| Goal of the exercise |
Output the full listing below exactly as it reads, and skip anything that is a picture.

++++++++++

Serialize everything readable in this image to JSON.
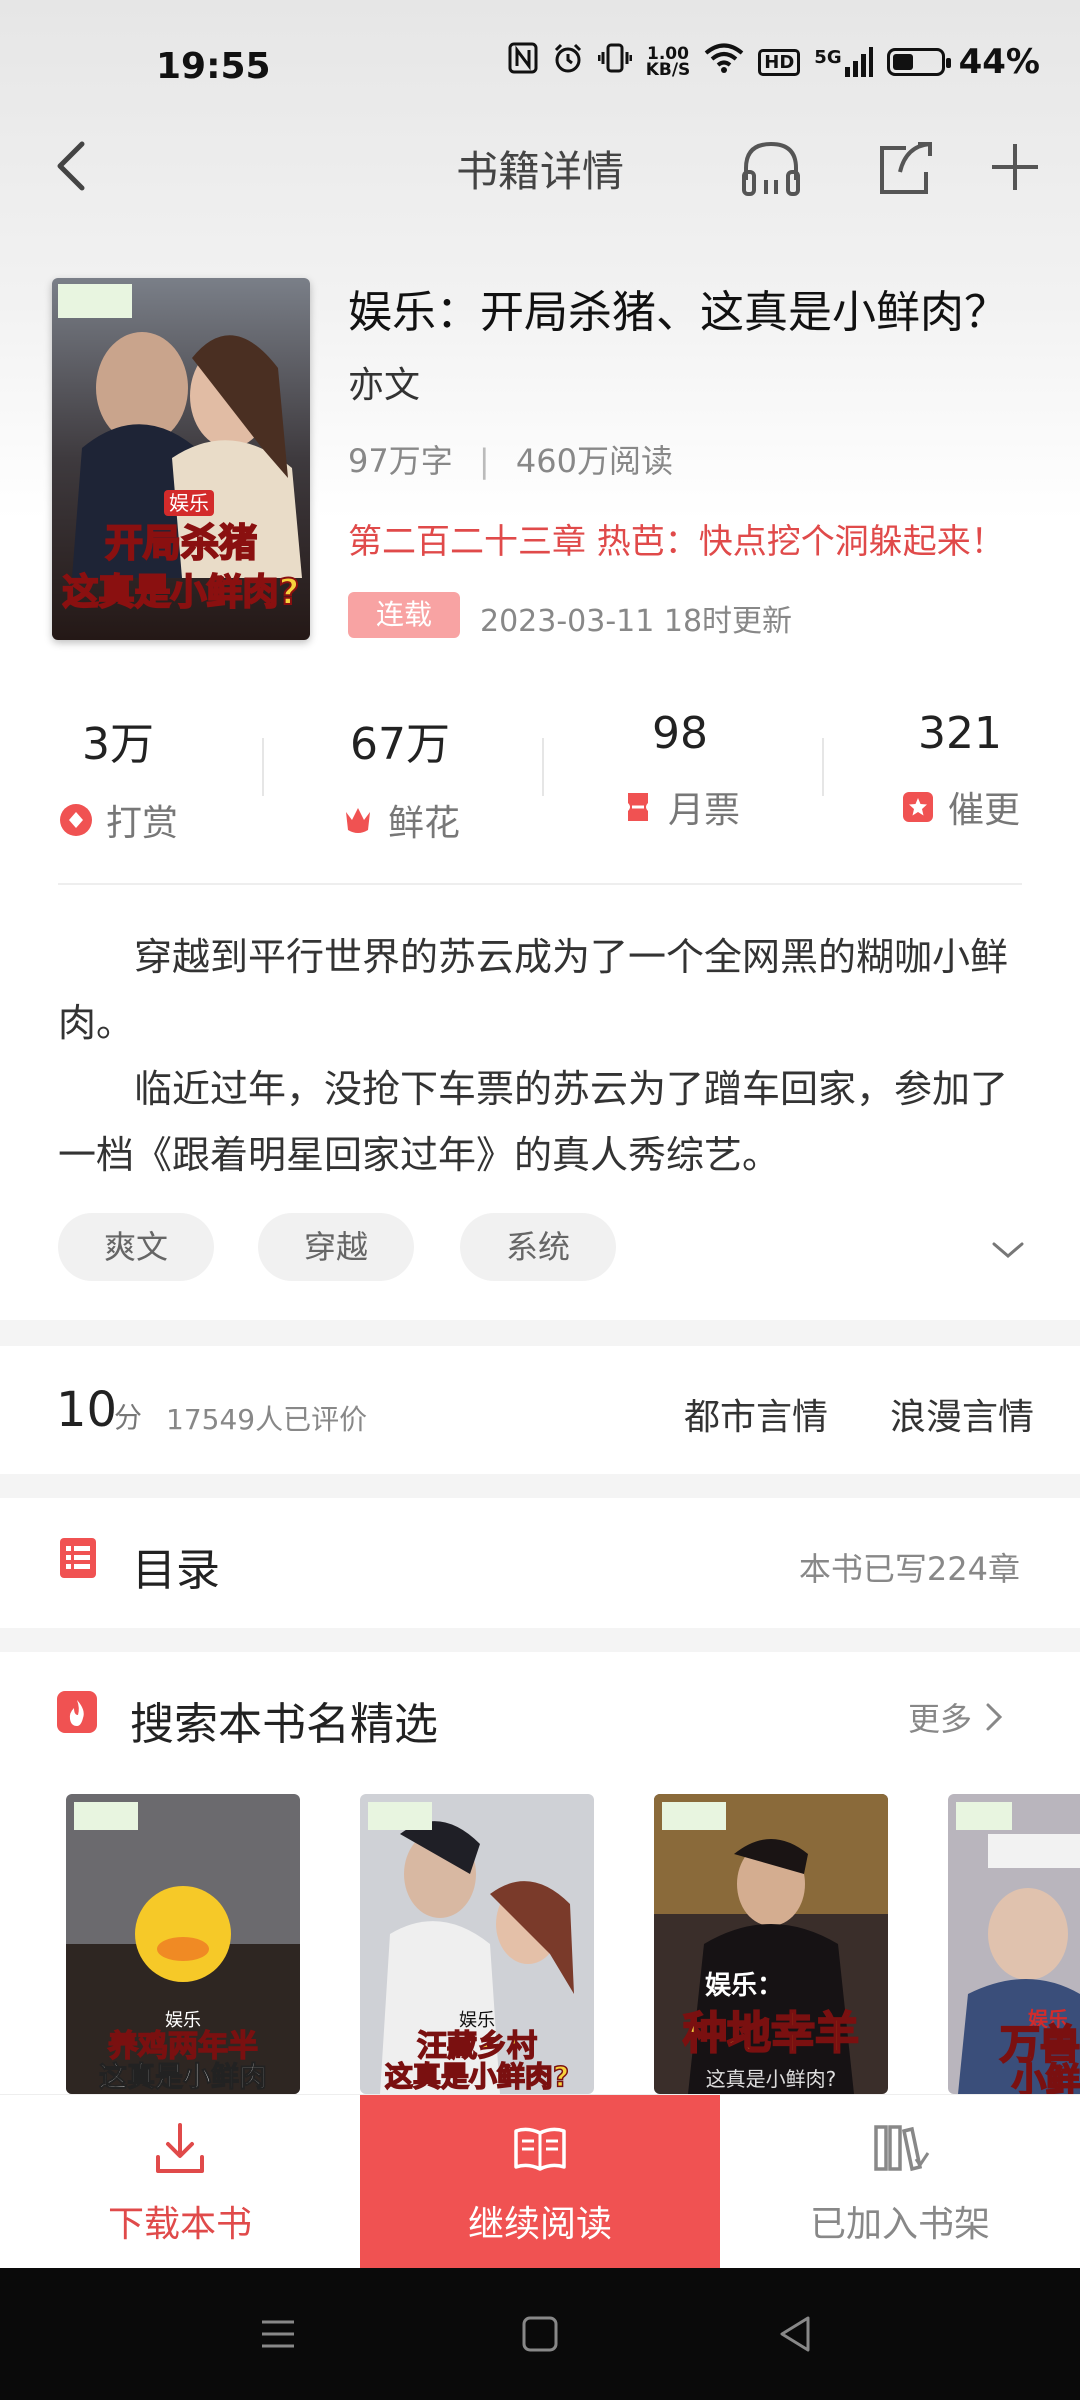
{
  "status_bar": {
    "time": "19:55",
    "net_speed": "1.00\nKB/S",
    "net_speed_top": "1.00",
    "net_speed_bottom": "KB/S",
    "hd": "HD",
    "signal": "5G",
    "battery_percent": "44%",
    "battery_level": 0.44
  },
  "nav": {
    "title": "书籍详情",
    "icons": [
      "back-icon",
      "headphones-icon",
      "share-icon",
      "add-icon"
    ]
  },
  "book": {
    "title": "娱乐：开局杀猪、这真是小鲜肉？",
    "author": "亦文",
    "word_count": "97万字",
    "reads": "460万阅读",
    "latest_chapter": "第二百二十三章 热芭：快点挖个洞躲起来！",
    "status_badge": "连载",
    "updated": "2023-03-11 18时更新",
    "cover_text_top": "娱乐",
    "cover_text_1": "开局杀猪",
    "cover_text_2": "这真是小鲜肉?"
  },
  "metrics": [
    {
      "value": "3万",
      "label": "打赏",
      "icon": "reward-icon"
    },
    {
      "value": "67万",
      "label": "鲜花",
      "icon": "flower-icon"
    },
    {
      "value": "98",
      "label": "月票",
      "icon": "ticket-icon"
    },
    {
      "value": "321",
      "label": "催更",
      "icon": "urge-icon"
    }
  ],
  "synopsis": [
    "穿越到平行世界的苏云成为了一个全网黑的糊咖小鲜肉。",
    "临近过年，没抢下车票的苏云为了蹭车回家，参加了一档《跟着明星回家过年》的真人秀综艺。"
  ],
  "tags": [
    "爽文",
    "穿越",
    "系统"
  ],
  "rating": {
    "score": "10",
    "unit": "分",
    "count": "17549人已评价",
    "categories": [
      "都市言情",
      "浪漫言情"
    ]
  },
  "toc": {
    "title": "目录",
    "info": "本书已写224章"
  },
  "recommend": {
    "title": "搜索本书名精选",
    "more": "更多",
    "books": [
      {
        "line1": "娱乐",
        "line2": "养鸡两年半",
        "line3": "这真是小鲜肉"
      },
      {
        "line1": "娱乐",
        "line2": "汪藏乡村",
        "line3": "这真是小鲜肉?"
      },
      {
        "line1": "娱乐：",
        "line2": "种地幸羊",
        "line3": "这真是小鲜肉?"
      },
      {
        "line1": "娱乐",
        "line2": "万兽",
        "line3": "小鲜"
      }
    ]
  },
  "bottom_bar": {
    "download": "下载本书",
    "read": "继续阅读",
    "shelf": "已加入书架"
  },
  "colors": {
    "accent": "#f05252",
    "accent_text": "#e04a4a",
    "badge": "#f8a3a3"
  }
}
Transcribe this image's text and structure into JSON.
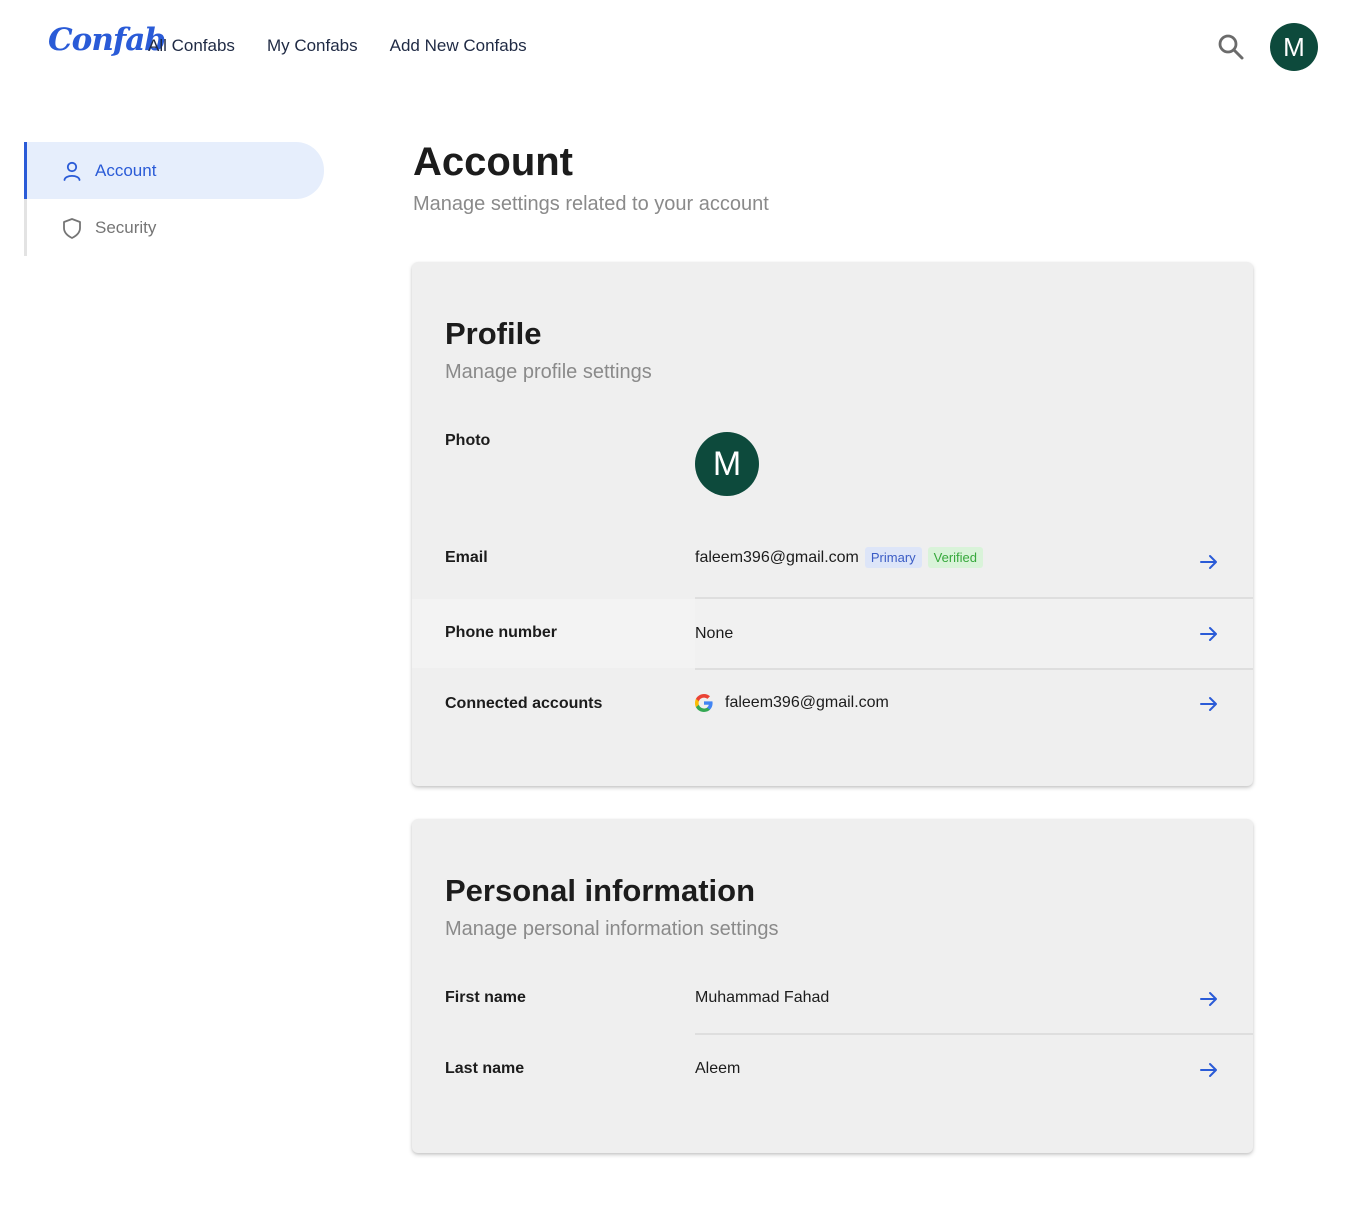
{
  "header": {
    "logo": "Confab",
    "nav": [
      "All Confabs",
      "My Confabs",
      "Add New Confabs"
    ],
    "avatar_initial": "M"
  },
  "sidebar": {
    "items": [
      {
        "label": "Account",
        "icon": "user-icon",
        "active": true
      },
      {
        "label": "Security",
        "icon": "shield-icon",
        "active": false
      }
    ]
  },
  "main": {
    "title": "Account",
    "subtitle": "Manage settings related to your account"
  },
  "profile": {
    "title": "Profile",
    "subtitle": "Manage profile settings",
    "photo_label": "Photo",
    "photo_initial": "M",
    "email_label": "Email",
    "email_value": "faleem396@gmail.com",
    "email_badge_primary": "Primary",
    "email_badge_verified": "Verified",
    "phone_label": "Phone number",
    "phone_value": "None",
    "connected_label": "Connected accounts",
    "connected_value": "faleem396@gmail.com"
  },
  "personal": {
    "title": "Personal information",
    "subtitle": "Manage personal information settings",
    "first_label": "First name",
    "first_value": "Muhammad Fahad",
    "last_label": "Last name",
    "last_value": "Aleem"
  },
  "colors": {
    "accent": "#2a5bd7",
    "avatar_bg": "#0d4a3c",
    "card_bg": "#efefef"
  }
}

++++++++++

| Task answer |
Serialize everything readable in this image to JSON.
{
  "status_bar": {
    "time": "19:55",
    "net_speed": "1.00\nKB/S",
    "net_speed_top": "1.00",
    "net_speed_bottom": "KB/S",
    "hd": "HD",
    "signal": "5G",
    "battery_percent": "44%",
    "battery_level": 0.44
  },
  "nav": {
    "title": "书籍详情",
    "icons": [
      "back-icon",
      "headphones-icon",
      "share-icon",
      "add-icon"
    ]
  },
  "book": {
    "title": "娱乐：开局杀猪、这真是小鲜肉？",
    "author": "亦文",
    "word_count": "97万字",
    "reads": "460万阅读",
    "latest_chapter": "第二百二十三章 热芭：快点挖个洞躲起来！",
    "status_badge": "连载",
    "updated": "2023-03-11 18时更新",
    "cover_text_top": "娱乐",
    "cover_text_1": "开局杀猪",
    "cover_text_2": "这真是小鲜肉?"
  },
  "metrics": [
    {
      "value": "3万",
      "label": "打赏",
      "icon": "reward-icon"
    },
    {
      "value": "67万",
      "label": "鲜花",
      "icon": "flower-icon"
    },
    {
      "value": "98",
      "label": "月票",
      "icon": "ticket-icon"
    },
    {
      "value": "321",
      "label": "催更",
      "icon": "urge-icon"
    }
  ],
  "synopsis": [
    "穿越到平行世界的苏云成为了一个全网黑的糊咖小鲜肉。",
    "临近过年，没抢下车票的苏云为了蹭车回家，参加了一档《跟着明星回家过年》的真人秀综艺。"
  ],
  "tags": [
    "爽文",
    "穿越",
    "系统"
  ],
  "rating": {
    "score": "10",
    "unit": "分",
    "count": "17549人已评价",
    "categories": [
      "都市言情",
      "浪漫言情"
    ]
  },
  "toc": {
    "title": "目录",
    "info": "本书已写224章"
  },
  "recommend": {
    "title": "搜索本书名精选",
    "more": "更多",
    "books": [
      {
        "line1": "娱乐",
        "line2": "养鸡两年半",
        "line3": "这真是小鲜肉"
      },
      {
        "line1": "娱乐",
        "line2": "汪藏乡村",
        "line3": "这真是小鲜肉?"
      },
      {
        "line1": "娱乐：",
        "line2": "种地幸羊",
        "line3": "这真是小鲜肉?"
      },
      {
        "line1": "娱乐",
        "line2": "万兽",
        "line3": "小鲜"
      }
    ]
  },
  "bottom_bar": {
    "download": "下载本书",
    "read": "继续阅读",
    "shelf": "已加入书架"
  },
  "colors": {
    "accent": "#f05252",
    "accent_text": "#e04a4a",
    "badge": "#f8a3a3"
  }
}
Transcribe this image's text and structure into JSON.
{
  "header": {
    "logo": "Confab",
    "nav": [
      "All Confabs",
      "My Confabs",
      "Add New Confabs"
    ],
    "avatar_initial": "M"
  },
  "sidebar": {
    "items": [
      {
        "label": "Account",
        "icon": "user-icon",
        "active": true
      },
      {
        "label": "Security",
        "icon": "shield-icon",
        "active": false
      }
    ]
  },
  "main": {
    "title": "Account",
    "subtitle": "Manage settings related to your account"
  },
  "profile": {
    "title": "Profile",
    "subtitle": "Manage profile settings",
    "photo_label": "Photo",
    "photo_initial": "M",
    "email_label": "Email",
    "email_value": "faleem396@gmail.com",
    "email_badge_primary": "Primary",
    "email_badge_verified": "Verified",
    "phone_label": "Phone number",
    "phone_value": "None",
    "connected_label": "Connected accounts",
    "connected_value": "faleem396@gmail.com"
  },
  "personal": {
    "title": "Personal information",
    "subtitle": "Manage personal information settings",
    "first_label": "First name",
    "first_value": "Muhammad Fahad",
    "last_label": "Last name",
    "last_value": "Aleem"
  },
  "colors": {
    "accent": "#2a5bd7",
    "avatar_bg": "#0d4a3c",
    "card_bg": "#efefef"
  }
}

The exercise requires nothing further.